WHAT TO DO:
An exact copy of every record is the expected answer.

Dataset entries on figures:
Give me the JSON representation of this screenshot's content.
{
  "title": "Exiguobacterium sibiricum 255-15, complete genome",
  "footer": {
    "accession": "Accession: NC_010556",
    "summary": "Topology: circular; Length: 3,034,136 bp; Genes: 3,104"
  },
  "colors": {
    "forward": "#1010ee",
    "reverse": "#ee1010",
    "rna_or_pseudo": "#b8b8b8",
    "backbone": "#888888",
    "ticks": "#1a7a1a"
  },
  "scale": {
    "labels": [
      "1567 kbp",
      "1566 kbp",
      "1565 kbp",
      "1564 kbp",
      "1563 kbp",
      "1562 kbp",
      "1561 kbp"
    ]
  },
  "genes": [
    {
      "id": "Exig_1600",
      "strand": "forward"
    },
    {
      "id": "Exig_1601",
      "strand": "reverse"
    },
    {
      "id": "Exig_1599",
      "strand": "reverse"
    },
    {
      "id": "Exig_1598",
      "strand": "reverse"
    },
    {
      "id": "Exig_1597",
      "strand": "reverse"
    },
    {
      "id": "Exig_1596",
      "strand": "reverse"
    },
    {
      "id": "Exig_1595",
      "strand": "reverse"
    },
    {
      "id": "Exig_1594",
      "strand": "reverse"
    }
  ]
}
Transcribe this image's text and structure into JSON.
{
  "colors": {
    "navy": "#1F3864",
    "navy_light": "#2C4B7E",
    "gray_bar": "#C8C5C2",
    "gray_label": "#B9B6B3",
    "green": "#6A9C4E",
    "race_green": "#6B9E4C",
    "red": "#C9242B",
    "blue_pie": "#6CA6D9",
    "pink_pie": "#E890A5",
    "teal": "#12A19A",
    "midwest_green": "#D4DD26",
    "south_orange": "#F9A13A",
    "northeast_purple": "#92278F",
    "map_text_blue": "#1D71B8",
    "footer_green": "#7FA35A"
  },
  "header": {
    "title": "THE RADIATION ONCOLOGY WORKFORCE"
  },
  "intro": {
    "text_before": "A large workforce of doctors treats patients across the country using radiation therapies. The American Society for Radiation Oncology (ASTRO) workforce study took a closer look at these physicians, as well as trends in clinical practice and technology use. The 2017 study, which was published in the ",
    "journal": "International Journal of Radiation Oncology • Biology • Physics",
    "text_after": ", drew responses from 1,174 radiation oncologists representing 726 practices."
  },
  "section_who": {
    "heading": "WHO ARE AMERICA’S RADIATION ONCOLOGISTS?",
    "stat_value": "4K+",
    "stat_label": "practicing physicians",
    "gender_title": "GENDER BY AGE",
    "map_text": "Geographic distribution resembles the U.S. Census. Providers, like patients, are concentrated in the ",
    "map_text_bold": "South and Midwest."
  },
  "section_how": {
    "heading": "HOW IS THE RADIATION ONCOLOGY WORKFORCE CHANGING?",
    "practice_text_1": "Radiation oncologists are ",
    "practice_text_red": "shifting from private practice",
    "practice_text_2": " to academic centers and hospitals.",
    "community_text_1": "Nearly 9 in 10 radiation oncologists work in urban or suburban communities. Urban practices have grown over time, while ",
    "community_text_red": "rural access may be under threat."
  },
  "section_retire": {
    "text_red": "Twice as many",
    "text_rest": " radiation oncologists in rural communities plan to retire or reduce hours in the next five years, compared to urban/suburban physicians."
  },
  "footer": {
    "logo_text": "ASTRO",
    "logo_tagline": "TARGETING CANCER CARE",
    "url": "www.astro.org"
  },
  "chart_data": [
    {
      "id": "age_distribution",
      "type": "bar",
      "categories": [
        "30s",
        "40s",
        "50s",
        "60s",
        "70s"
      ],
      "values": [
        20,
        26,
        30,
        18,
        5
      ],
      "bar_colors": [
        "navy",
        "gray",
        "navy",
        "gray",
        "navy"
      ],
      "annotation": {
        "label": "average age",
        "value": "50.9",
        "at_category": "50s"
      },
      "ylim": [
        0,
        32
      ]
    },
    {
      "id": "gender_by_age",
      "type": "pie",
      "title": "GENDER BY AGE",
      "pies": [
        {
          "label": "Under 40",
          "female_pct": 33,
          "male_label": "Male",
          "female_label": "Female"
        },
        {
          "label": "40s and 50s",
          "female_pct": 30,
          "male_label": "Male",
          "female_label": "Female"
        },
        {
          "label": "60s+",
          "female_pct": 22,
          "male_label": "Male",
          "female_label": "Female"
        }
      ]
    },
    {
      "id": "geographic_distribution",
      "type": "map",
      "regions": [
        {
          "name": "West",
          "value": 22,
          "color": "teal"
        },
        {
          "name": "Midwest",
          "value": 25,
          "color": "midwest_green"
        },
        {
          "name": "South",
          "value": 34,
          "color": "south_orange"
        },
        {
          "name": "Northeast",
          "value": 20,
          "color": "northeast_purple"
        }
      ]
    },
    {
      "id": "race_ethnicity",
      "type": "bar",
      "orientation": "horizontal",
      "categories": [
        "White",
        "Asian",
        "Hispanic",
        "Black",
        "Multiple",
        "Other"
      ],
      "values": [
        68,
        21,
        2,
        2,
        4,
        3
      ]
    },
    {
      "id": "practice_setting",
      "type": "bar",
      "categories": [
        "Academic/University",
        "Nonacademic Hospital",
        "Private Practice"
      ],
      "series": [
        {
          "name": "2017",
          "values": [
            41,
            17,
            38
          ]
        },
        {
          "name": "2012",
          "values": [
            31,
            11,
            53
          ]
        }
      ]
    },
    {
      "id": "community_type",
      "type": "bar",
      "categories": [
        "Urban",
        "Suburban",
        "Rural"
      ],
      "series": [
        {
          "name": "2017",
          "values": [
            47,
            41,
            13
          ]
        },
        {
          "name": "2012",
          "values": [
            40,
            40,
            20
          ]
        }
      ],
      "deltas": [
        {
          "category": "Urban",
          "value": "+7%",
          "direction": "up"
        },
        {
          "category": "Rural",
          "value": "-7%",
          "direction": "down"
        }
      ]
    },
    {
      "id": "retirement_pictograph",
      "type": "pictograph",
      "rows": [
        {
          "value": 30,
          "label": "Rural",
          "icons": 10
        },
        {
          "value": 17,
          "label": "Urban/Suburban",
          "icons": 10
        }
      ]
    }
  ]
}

WRITTEN RESPONSE:
Give me the JSON representation of this screenshot's content.
{
  "title": "Exiguobacterium sibiricum 255-15, complete genome",
  "footer": {
    "accession": "Accession: NC_010556",
    "summary": "Topology: circular; Length: 3,034,136 bp; Genes: 3,104"
  },
  "colors": {
    "forward": "#1010ee",
    "reverse": "#ee1010",
    "rna_or_pseudo": "#b8b8b8",
    "backbone": "#888888",
    "ticks": "#1a7a1a"
  },
  "scale": {
    "labels": [
      "1567 kbp",
      "1566 kbp",
      "1565 kbp",
      "1564 kbp",
      "1563 kbp",
      "1562 kbp",
      "1561 kbp"
    ]
  },
  "genes": [
    {
      "id": "Exig_1600",
      "strand": "forward"
    },
    {
      "id": "Exig_1601",
      "strand": "reverse"
    },
    {
      "id": "Exig_1599",
      "strand": "reverse"
    },
    {
      "id": "Exig_1598",
      "strand": "reverse"
    },
    {
      "id": "Exig_1597",
      "strand": "reverse"
    },
    {
      "id": "Exig_1596",
      "strand": "reverse"
    },
    {
      "id": "Exig_1595",
      "strand": "reverse"
    },
    {
      "id": "Exig_1594",
      "strand": "reverse"
    }
  ]
}
Transcribe this image's text and structure into JSON.
{
  "colors": {
    "navy": "#1F3864",
    "navy_light": "#2C4B7E",
    "gray_bar": "#C8C5C2",
    "gray_label": "#B9B6B3",
    "green": "#6A9C4E",
    "race_green": "#6B9E4C",
    "red": "#C9242B",
    "blue_pie": "#6CA6D9",
    "pink_pie": "#E890A5",
    "teal": "#12A19A",
    "midwest_green": "#D4DD26",
    "south_orange": "#F9A13A",
    "northeast_purple": "#92278F",
    "map_text_blue": "#1D71B8",
    "footer_green": "#7FA35A"
  },
  "header": {
    "title": "THE RADIATION ONCOLOGY WORKFORCE"
  },
  "intro": {
    "text_before": "A large workforce of doctors treats patients across the country using radiation therapies. The American Society for Radiation Oncology (ASTRO) workforce study took a closer look at these physicians, as well as trends in clinical practice and technology use. The 2017 study, which was published in the ",
    "journal": "International Journal of Radiation Oncology • Biology • Physics",
    "text_after": ", drew responses from 1,174 radiation oncologists representing 726 practices."
  },
  "section_who": {
    "heading": "WHO ARE AMERICA’S RADIATION ONCOLOGISTS?",
    "stat_value": "4K+",
    "stat_label": "practicing physicians",
    "gender_title": "GENDER BY AGE",
    "map_text": "Geographic distribution resembles the U.S. Census. Providers, like patients, are concentrated in the ",
    "map_text_bold": "South and Midwest."
  },
  "section_how": {
    "heading": "HOW IS THE RADIATION ONCOLOGY WORKFORCE CHANGING?",
    "practice_text_1": "Radiation oncologists are ",
    "practice_text_red": "shifting from private practice",
    "practice_text_2": " to academic centers and hospitals.",
    "community_text_1": "Nearly 9 in 10 radiation oncologists work in urban or suburban communities. Urban practices have grown over time, while ",
    "community_text_red": "rural access may be under threat."
  },
  "section_retire": {
    "text_red": "Twice as many",
    "text_rest": " radiation oncologists in rural communities plan to retire or reduce hours in the next five years, compared to urban/suburban physicians."
  },
  "footer": {
    "logo_text": "ASTRO",
    "logo_tagline": "TARGETING CANCER CARE",
    "url": "www.astro.org"
  },
  "chart_data": [
    {
      "id": "age_distribution",
      "type": "bar",
      "categories": [
        "30s",
        "40s",
        "50s",
        "60s",
        "70s"
      ],
      "values": [
        20,
        26,
        30,
        18,
        5
      ],
      "bar_colors": [
        "navy",
        "gray",
        "navy",
        "gray",
        "navy"
      ],
      "annotation": {
        "label": "average age",
        "value": "50.9",
        "at_category": "50s"
      },
      "ylim": [
        0,
        32
      ]
    },
    {
      "id": "gender_by_age",
      "type": "pie",
      "title": "GENDER BY AGE",
      "pies": [
        {
          "label": "Under 40",
          "female_pct": 33,
          "male_label": "Male",
          "female_label": "Female"
        },
        {
          "label": "40s and 50s",
          "female_pct": 30,
          "male_label": "Male",
          "female_label": "Female"
        },
        {
          "label": "60s+",
          "female_pct": 22,
          "male_label": "Male",
          "female_label": "Female"
        }
      ]
    },
    {
      "id": "geographic_distribution",
      "type": "map",
      "regions": [
        {
          "name": "West",
          "value": 22,
          "color": "teal"
        },
        {
          "name": "Midwest",
          "value": 25,
          "color": "midwest_green"
        },
        {
          "name": "South",
          "value": 34,
          "color": "south_orange"
        },
        {
          "name": "Northeast",
          "value": 20,
          "color": "northeast_purple"
        }
      ]
    },
    {
      "id": "race_ethnicity",
      "type": "bar",
      "orientation": "horizontal",
      "categories": [
        "White",
        "Asian",
        "Hispanic",
        "Black",
        "Multiple",
        "Other"
      ],
      "values": [
        68,
        21,
        2,
        2,
        4,
        3
      ]
    },
    {
      "id": "practice_setting",
      "type": "bar",
      "categories": [
        "Academic/University",
        "Nonacademic Hospital",
        "Private Practice"
      ],
      "series": [
        {
          "name": "2017",
          "values": [
            41,
            17,
            38
          ]
        },
        {
          "name": "2012",
          "values": [
            31,
            11,
            53
          ]
        }
      ]
    },
    {
      "id": "community_type",
      "type": "bar",
      "categories": [
        "Urban",
        "Suburban",
        "Rural"
      ],
      "series": [
        {
          "name": "2017",
          "values": [
            47,
            41,
            13
          ]
        },
        {
          "name": "2012",
          "values": [
            40,
            40,
            20
          ]
        }
      ],
      "deltas": [
        {
          "category": "Urban",
          "value": "+7%",
          "direction": "up"
        },
        {
          "category": "Rural",
          "value": "-7%",
          "direction": "down"
        }
      ]
    },
    {
      "id": "retirement_pictograph",
      "type": "pictograph",
      "rows": [
        {
          "value": 30,
          "label": "Rural",
          "icons": 10
        },
        {
          "value": 17,
          "label": "Urban/Suburban",
          "icons": 10
        }
      ]
    }
  ]
}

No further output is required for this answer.